▸ Entries supplied
--- START ---

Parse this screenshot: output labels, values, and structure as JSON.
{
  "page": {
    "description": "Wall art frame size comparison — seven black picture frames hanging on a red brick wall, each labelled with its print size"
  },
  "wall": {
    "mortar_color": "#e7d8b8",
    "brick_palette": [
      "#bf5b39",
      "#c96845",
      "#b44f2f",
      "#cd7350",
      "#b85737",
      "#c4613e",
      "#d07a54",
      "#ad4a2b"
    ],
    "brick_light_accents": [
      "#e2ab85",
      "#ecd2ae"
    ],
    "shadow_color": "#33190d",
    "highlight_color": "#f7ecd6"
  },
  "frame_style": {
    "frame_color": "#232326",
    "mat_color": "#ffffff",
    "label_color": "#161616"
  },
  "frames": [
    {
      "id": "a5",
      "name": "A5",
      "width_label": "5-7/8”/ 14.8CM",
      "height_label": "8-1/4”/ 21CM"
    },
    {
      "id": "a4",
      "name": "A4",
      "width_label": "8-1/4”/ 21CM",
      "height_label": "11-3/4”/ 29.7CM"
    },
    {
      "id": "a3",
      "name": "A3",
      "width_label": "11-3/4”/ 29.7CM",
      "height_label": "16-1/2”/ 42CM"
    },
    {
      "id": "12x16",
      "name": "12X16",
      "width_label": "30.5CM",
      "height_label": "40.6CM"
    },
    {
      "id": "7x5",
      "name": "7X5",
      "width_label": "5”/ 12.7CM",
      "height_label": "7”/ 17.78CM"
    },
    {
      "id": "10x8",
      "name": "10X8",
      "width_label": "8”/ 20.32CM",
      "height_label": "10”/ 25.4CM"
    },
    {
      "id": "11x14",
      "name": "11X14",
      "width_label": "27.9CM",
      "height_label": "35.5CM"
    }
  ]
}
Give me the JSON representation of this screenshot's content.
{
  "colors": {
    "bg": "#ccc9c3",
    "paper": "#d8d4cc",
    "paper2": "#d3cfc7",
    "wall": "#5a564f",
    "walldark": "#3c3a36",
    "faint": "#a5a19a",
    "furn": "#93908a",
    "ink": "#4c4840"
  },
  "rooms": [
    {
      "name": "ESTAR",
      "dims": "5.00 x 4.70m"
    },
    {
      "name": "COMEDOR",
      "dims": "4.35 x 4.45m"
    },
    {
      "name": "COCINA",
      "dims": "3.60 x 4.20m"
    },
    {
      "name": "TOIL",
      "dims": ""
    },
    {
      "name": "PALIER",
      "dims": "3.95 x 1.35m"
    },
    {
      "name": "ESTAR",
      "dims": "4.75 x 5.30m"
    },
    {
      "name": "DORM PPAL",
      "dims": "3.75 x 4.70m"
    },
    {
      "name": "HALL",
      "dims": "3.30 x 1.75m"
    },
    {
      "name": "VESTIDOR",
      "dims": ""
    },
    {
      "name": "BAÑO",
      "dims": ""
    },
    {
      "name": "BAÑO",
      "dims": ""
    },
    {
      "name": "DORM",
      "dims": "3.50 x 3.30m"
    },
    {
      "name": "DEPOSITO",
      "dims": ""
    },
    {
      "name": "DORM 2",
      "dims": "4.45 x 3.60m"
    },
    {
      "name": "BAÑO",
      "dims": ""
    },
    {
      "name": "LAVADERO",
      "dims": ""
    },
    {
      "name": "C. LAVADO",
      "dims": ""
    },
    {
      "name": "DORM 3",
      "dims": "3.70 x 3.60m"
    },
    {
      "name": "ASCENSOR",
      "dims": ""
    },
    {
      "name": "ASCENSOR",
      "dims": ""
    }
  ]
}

--- END ---

▸ Problem
Extract all of the data above and output it character for character.

▸ Result
Parse this screenshot: output labels, values, and structure as JSON.
{
  "page": {
    "description": "Wall art frame size comparison — seven black picture frames hanging on a red brick wall, each labelled with its print size"
  },
  "wall": {
    "mortar_color": "#e7d8b8",
    "brick_palette": [
      "#bf5b39",
      "#c96845",
      "#b44f2f",
      "#cd7350",
      "#b85737",
      "#c4613e",
      "#d07a54",
      "#ad4a2b"
    ],
    "brick_light_accents": [
      "#e2ab85",
      "#ecd2ae"
    ],
    "shadow_color": "#33190d",
    "highlight_color": "#f7ecd6"
  },
  "frame_style": {
    "frame_color": "#232326",
    "mat_color": "#ffffff",
    "label_color": "#161616"
  },
  "frames": [
    {
      "id": "a5",
      "name": "A5",
      "width_label": "5-7/8”/ 14.8CM",
      "height_label": "8-1/4”/ 21CM"
    },
    {
      "id": "a4",
      "name": "A4",
      "width_label": "8-1/4”/ 21CM",
      "height_label": "11-3/4”/ 29.7CM"
    },
    {
      "id": "a3",
      "name": "A3",
      "width_label": "11-3/4”/ 29.7CM",
      "height_label": "16-1/2”/ 42CM"
    },
    {
      "id": "12x16",
      "name": "12X16",
      "width_label": "30.5CM",
      "height_label": "40.6CM"
    },
    {
      "id": "7x5",
      "name": "7X5",
      "width_label": "5”/ 12.7CM",
      "height_label": "7”/ 17.78CM"
    },
    {
      "id": "10x8",
      "name": "10X8",
      "width_label": "8”/ 20.32CM",
      "height_label": "10”/ 25.4CM"
    },
    {
      "id": "11x14",
      "name": "11X14",
      "width_label": "27.9CM",
      "height_label": "35.5CM"
    }
  ]
}
Give me the JSON representation of this screenshot's content.
{
  "colors": {
    "bg": "#ccc9c3",
    "paper": "#d8d4cc",
    "paper2": "#d3cfc7",
    "wall": "#5a564f",
    "walldark": "#3c3a36",
    "faint": "#a5a19a",
    "furn": "#93908a",
    "ink": "#4c4840"
  },
  "rooms": [
    {
      "name": "ESTAR",
      "dims": "5.00 x 4.70m"
    },
    {
      "name": "COMEDOR",
      "dims": "4.35 x 4.45m"
    },
    {
      "name": "COCINA",
      "dims": "3.60 x 4.20m"
    },
    {
      "name": "TOIL",
      "dims": ""
    },
    {
      "name": "PALIER",
      "dims": "3.95 x 1.35m"
    },
    {
      "name": "ESTAR",
      "dims": "4.75 x 5.30m"
    },
    {
      "name": "DORM PPAL",
      "dims": "3.75 x 4.70m"
    },
    {
      "name": "HALL",
      "dims": "3.30 x 1.75m"
    },
    {
      "name": "VESTIDOR",
      "dims": ""
    },
    {
      "name": "BAÑO",
      "dims": ""
    },
    {
      "name": "BAÑO",
      "dims": ""
    },
    {
      "name": "DORM",
      "dims": "3.50 x 3.30m"
    },
    {
      "name": "DEPOSITO",
      "dims": ""
    },
    {
      "name": "DORM 2",
      "dims": "4.45 x 3.60m"
    },
    {
      "name": "BAÑO",
      "dims": ""
    },
    {
      "name": "LAVADERO",
      "dims": ""
    },
    {
      "name": "C. LAVADO",
      "dims": ""
    },
    {
      "name": "DORM 3",
      "dims": "3.70 x 3.60m"
    },
    {
      "name": "ASCENSOR",
      "dims": ""
    },
    {
      "name": "ASCENSOR",
      "dims": ""
    }
  ]
}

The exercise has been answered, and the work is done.